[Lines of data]
━━━

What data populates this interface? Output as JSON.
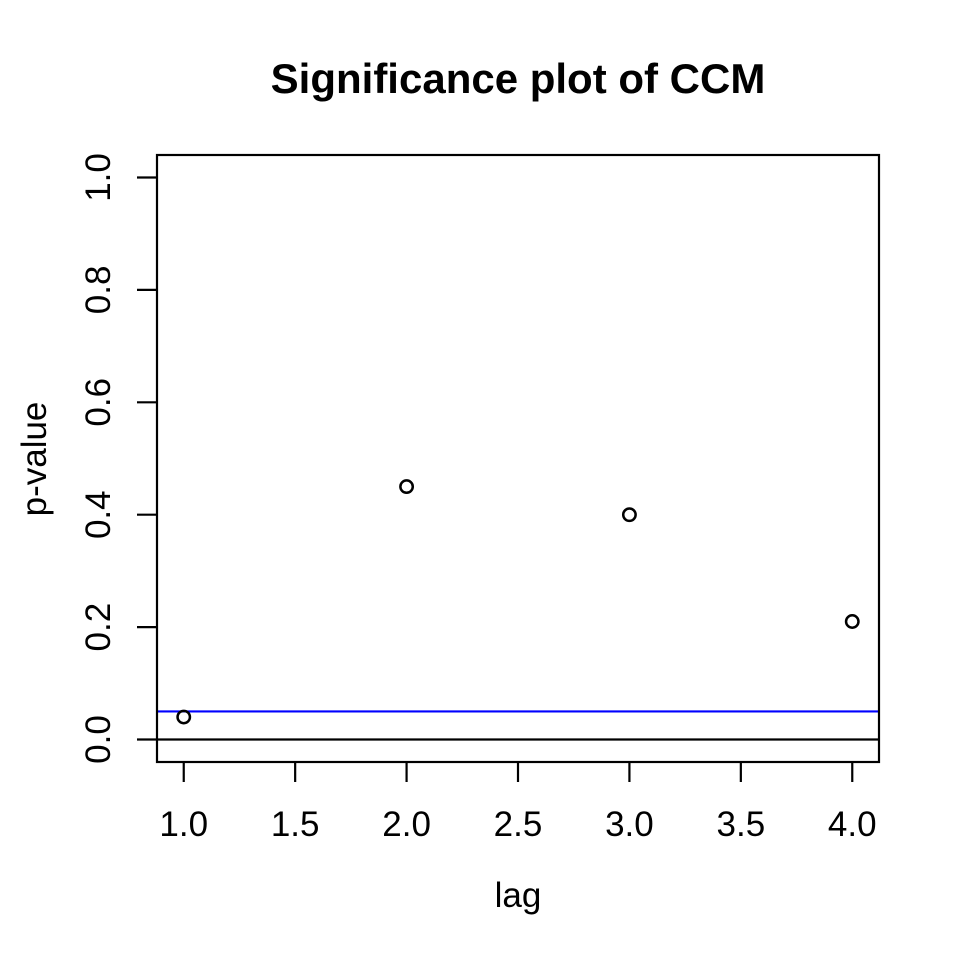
{
  "title": "Significance plot of CCM",
  "colors": {
    "background": "#FFFFFF",
    "foreground": "#000000",
    "threshold_line": "#0000FF"
  },
  "chart_data": {
    "type": "scatter",
    "title": "Significance plot of CCM",
    "xlabel": "lag",
    "ylabel": "p-value",
    "marker": "open-circle",
    "grid": false,
    "legend": "none",
    "xlim": [
      1.0,
      4.0
    ],
    "ylim": [
      0.0,
      1.0
    ],
    "x_ticks": [
      1.0,
      1.5,
      2.0,
      2.5,
      3.0,
      3.5,
      4.0
    ],
    "x_tick_labels": [
      "1.0",
      "1.5",
      "2.0",
      "2.5",
      "3.0",
      "3.5",
      "4.0"
    ],
    "y_ticks": [
      0.0,
      0.2,
      0.4,
      0.6,
      0.8,
      1.0
    ],
    "y_tick_labels": [
      "0.0",
      "0.2",
      "0.4",
      "0.6",
      "0.8",
      "1.0"
    ],
    "points": [
      {
        "x": 1.0,
        "y": 0.04
      },
      {
        "x": 2.0,
        "y": 0.45
      },
      {
        "x": 3.0,
        "y": 0.4
      },
      {
        "x": 4.0,
        "y": 0.21
      }
    ],
    "hlines": [
      {
        "y": 0.0,
        "color": "#000000",
        "name": "zero-line"
      },
      {
        "y": 0.05,
        "color": "#0000FF",
        "name": "significance-threshold-line"
      }
    ]
  }
}
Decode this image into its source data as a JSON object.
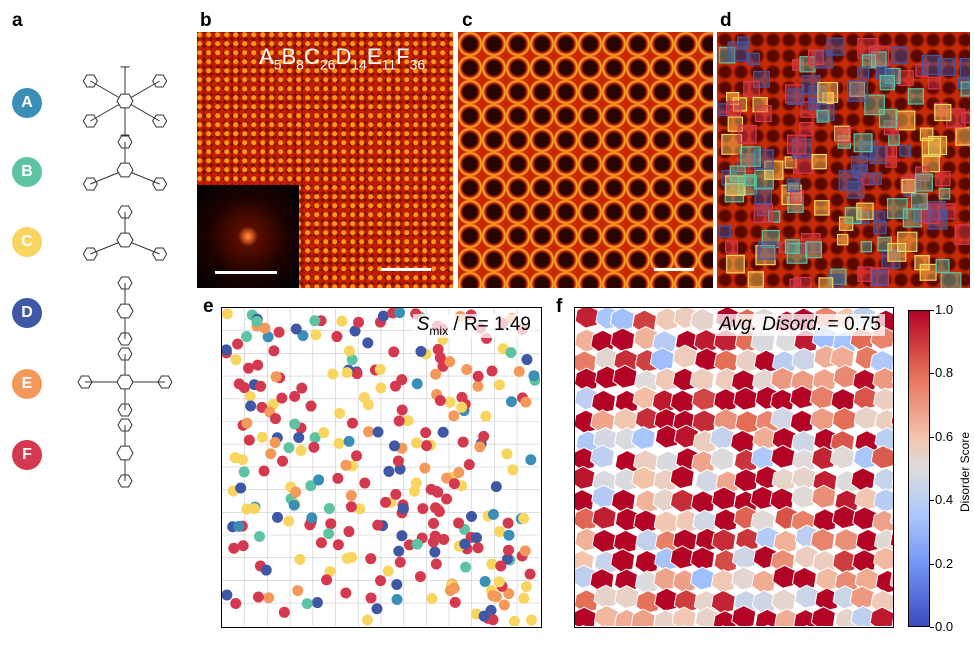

━━━

Where a line contains "plot", copy that line.

* _TASK RESULT_:
  "title": "Significance plot of CCM",
    "title": "Significance plot of CCM",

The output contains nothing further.